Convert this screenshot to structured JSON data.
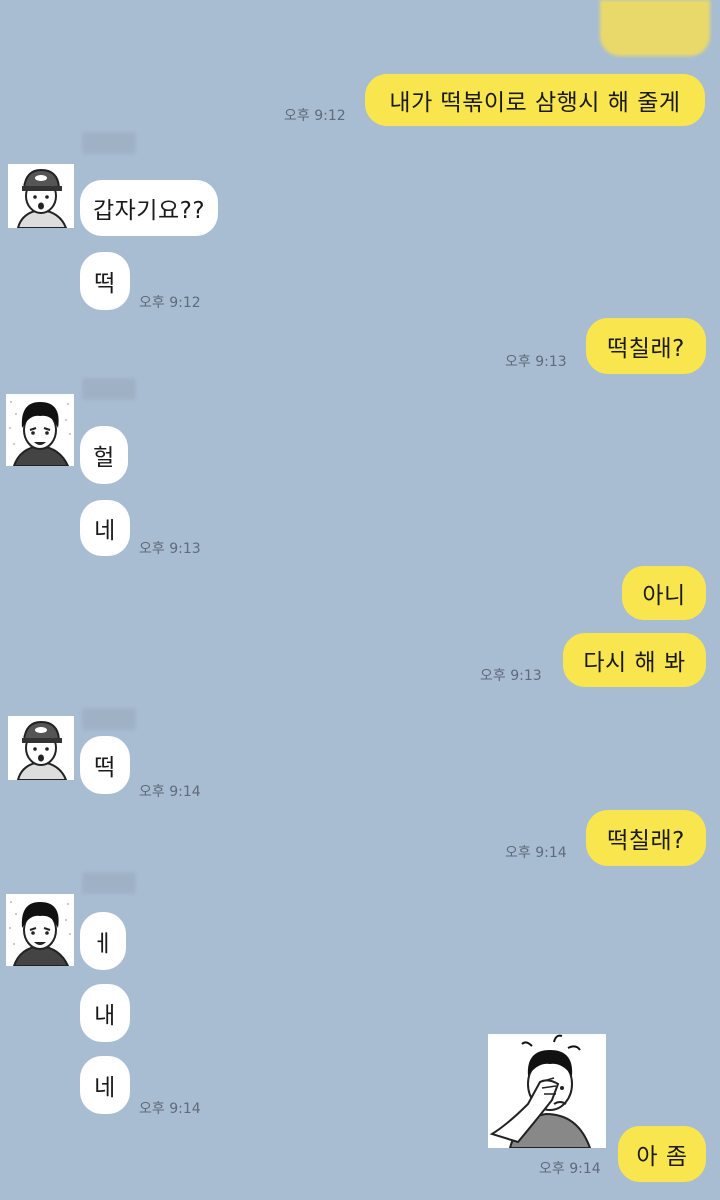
{
  "messages": [
    {
      "id": "m1",
      "side": "mine",
      "text": "내가 떡볶이로 삼행시 해 줄게",
      "time": "오후 9:12"
    },
    {
      "id": "m2",
      "side": "theirs",
      "sender": "user-a",
      "text": "갑자기요??"
    },
    {
      "id": "m3",
      "side": "theirs",
      "sender": "user-a",
      "text": "떡",
      "time": "오후 9:12"
    },
    {
      "id": "m4",
      "side": "mine",
      "text": "떡칠래?",
      "time": "오후 9:13"
    },
    {
      "id": "m5",
      "side": "theirs",
      "sender": "user-b",
      "text": "헐"
    },
    {
      "id": "m6",
      "side": "theirs",
      "sender": "user-b",
      "text": "네",
      "time": "오후 9:13"
    },
    {
      "id": "m7",
      "side": "mine",
      "text": "아니"
    },
    {
      "id": "m8",
      "side": "mine",
      "text": "다시 해 봐",
      "time": "오후 9:13"
    },
    {
      "id": "m9",
      "side": "theirs",
      "sender": "user-a",
      "text": "떡",
      "time": "오후 9:14"
    },
    {
      "id": "m10",
      "side": "mine",
      "text": "떡칠래?",
      "time": "오후 9:14"
    },
    {
      "id": "m11",
      "side": "theirs",
      "sender": "user-b",
      "text": "ㅔ"
    },
    {
      "id": "m12",
      "side": "theirs",
      "sender": "user-b",
      "text": "내"
    },
    {
      "id": "m13",
      "side": "theirs",
      "sender": "user-b",
      "text": "네",
      "time": "오후 9:14"
    },
    {
      "id": "m14",
      "side": "mine",
      "sticker": "facepalm-sticker"
    },
    {
      "id": "m15",
      "side": "mine",
      "text": "아 좀",
      "time": "오후 9:14"
    }
  ],
  "colors": {
    "background": "#a9bdd2",
    "my_bubble": "#f9e64e",
    "their_bubble": "#ffffff",
    "timestamp": "#5f6b7a"
  },
  "icons": {
    "user_a_avatar": "cap-boy-avatar-icon",
    "user_b_avatar": "dark-hair-boy-avatar-icon",
    "sticker": "facepalm-sticker-icon"
  }
}
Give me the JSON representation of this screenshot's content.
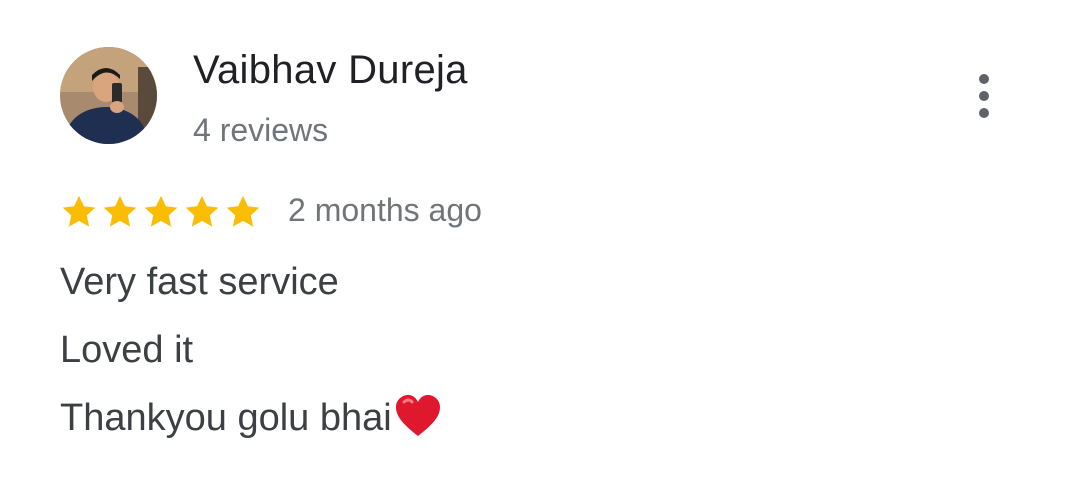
{
  "review": {
    "author_name": "Vaibhav Dureja",
    "review_count": "4 reviews",
    "rating": 5,
    "rating_max": 5,
    "time_ago": "2 months ago",
    "text_lines": [
      "Very fast service",
      "Loved it",
      "Thankyou golu bhai"
    ],
    "emoji": "heart-emoji"
  },
  "colors": {
    "star": "#fbbc04",
    "name": "#202124",
    "secondary": "#70757a",
    "body": "#3c4043",
    "heart": "#e0182d"
  },
  "icons": {
    "menu": "more-vert-icon",
    "star": "star-icon"
  }
}
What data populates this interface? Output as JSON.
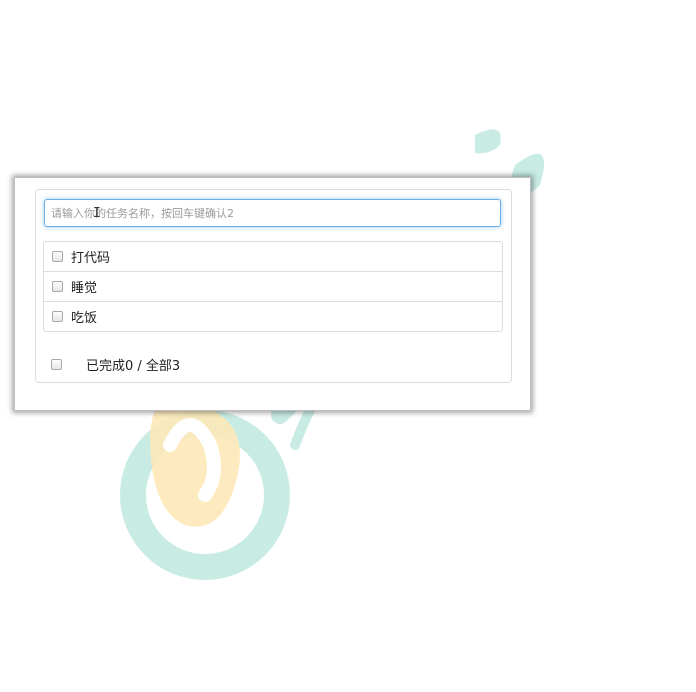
{
  "input": {
    "placeholder": "请输入你的任务名称，按回车键确认2",
    "value": ""
  },
  "tasks": [
    {
      "label": "打代码",
      "done": false
    },
    {
      "label": "睡觉",
      "done": false
    },
    {
      "label": "吃饭",
      "done": false
    }
  ],
  "footer": {
    "summary": "已完成0 / 全部3",
    "select_all_checked": false
  },
  "colors": {
    "focus_border": "#66afe9",
    "watermark_teal": "#bfe9e0",
    "watermark_yellow": "#fde9b8"
  }
}
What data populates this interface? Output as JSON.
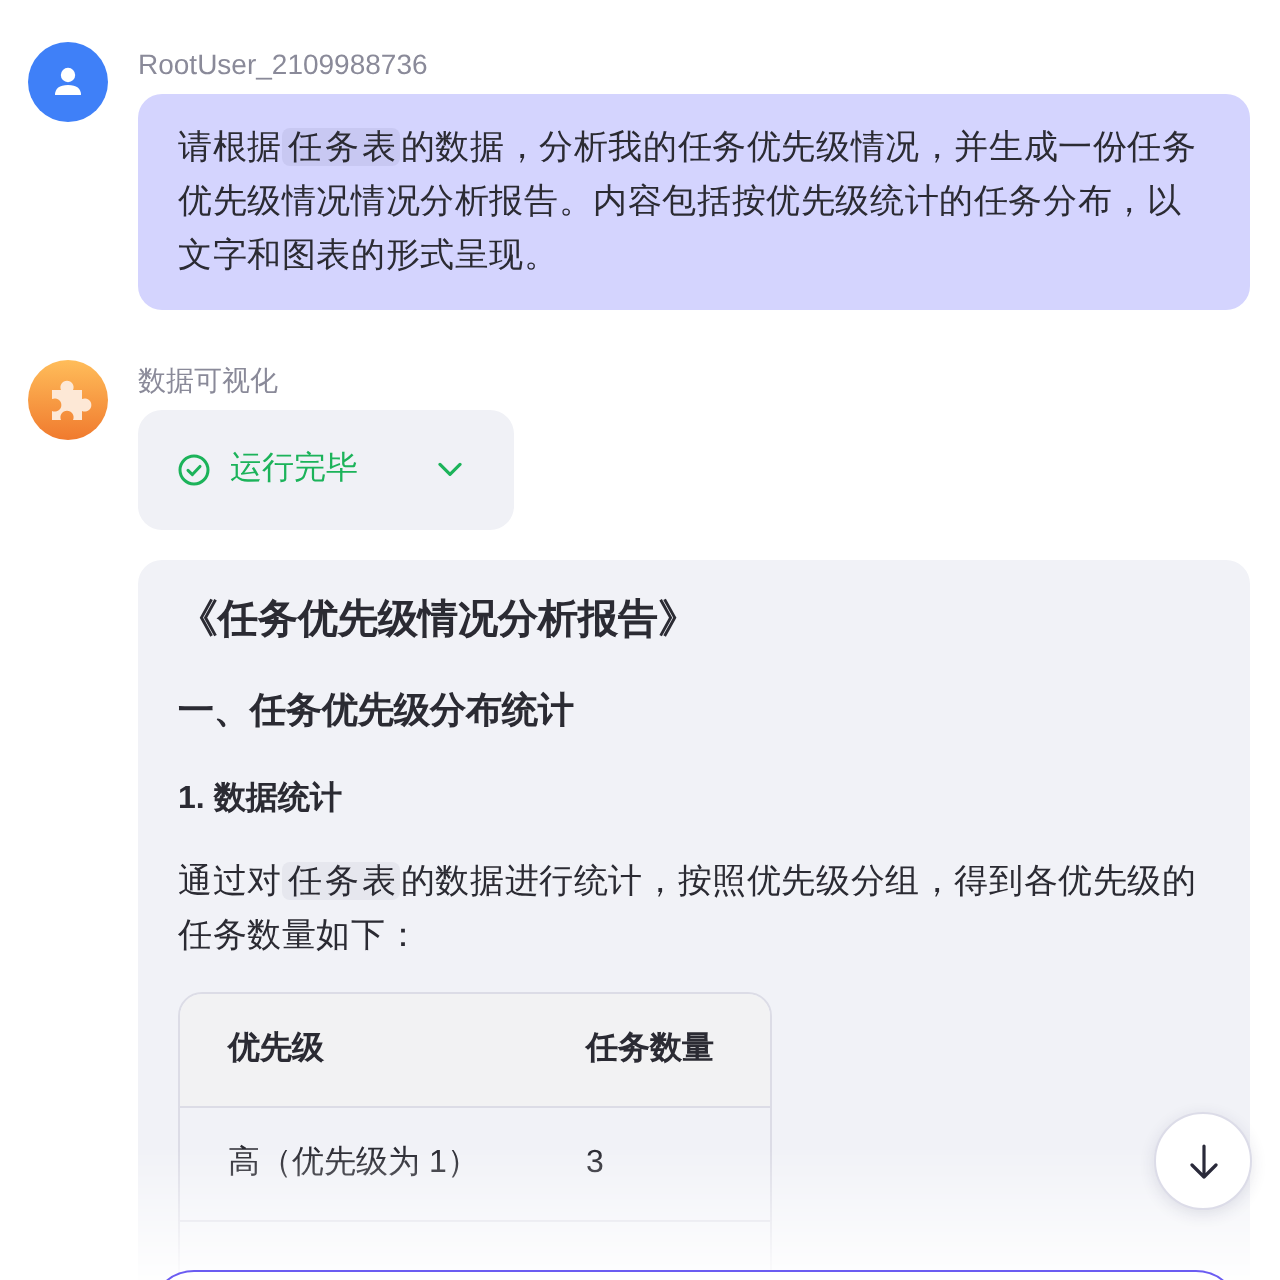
{
  "user_message": {
    "author": "RootUser_2109988736",
    "text_before": "请根据",
    "reference": "任务表",
    "text_after": "的数据，分析我的任务优先级情况，并生成一份任务优先级情况情况分析报告。内容包括按优先级统计的任务分布，以文字和图表的形式呈现。"
  },
  "assistant_message": {
    "author": "数据可视化",
    "run_status": {
      "label": "运行完毕",
      "kind": "success",
      "expanded": false
    },
    "report": {
      "title": "《任务优先级情况分析报告》",
      "section_heading": "一、任务优先级分布统计",
      "subsection_heading": "1. 数据统计",
      "paragraph": {
        "text_before": "通过对",
        "reference": "任务表",
        "text_after": "的数据进行统计，按照优先级分组，得到各优先级的任务数量如下："
      },
      "table": {
        "columns": [
          "优先级",
          "任务数量"
        ],
        "rows": [
          [
            "高（优先级为 1）",
            "3"
          ]
        ]
      }
    }
  }
}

────────────────

_WHAT THIS TASK INVOLVES_. Show each line of the data that contains the string "facepalm".

_RESULT_.
      "sticker": "facepalm-sticker"
    "sticker": "facepalm-sticker-icon"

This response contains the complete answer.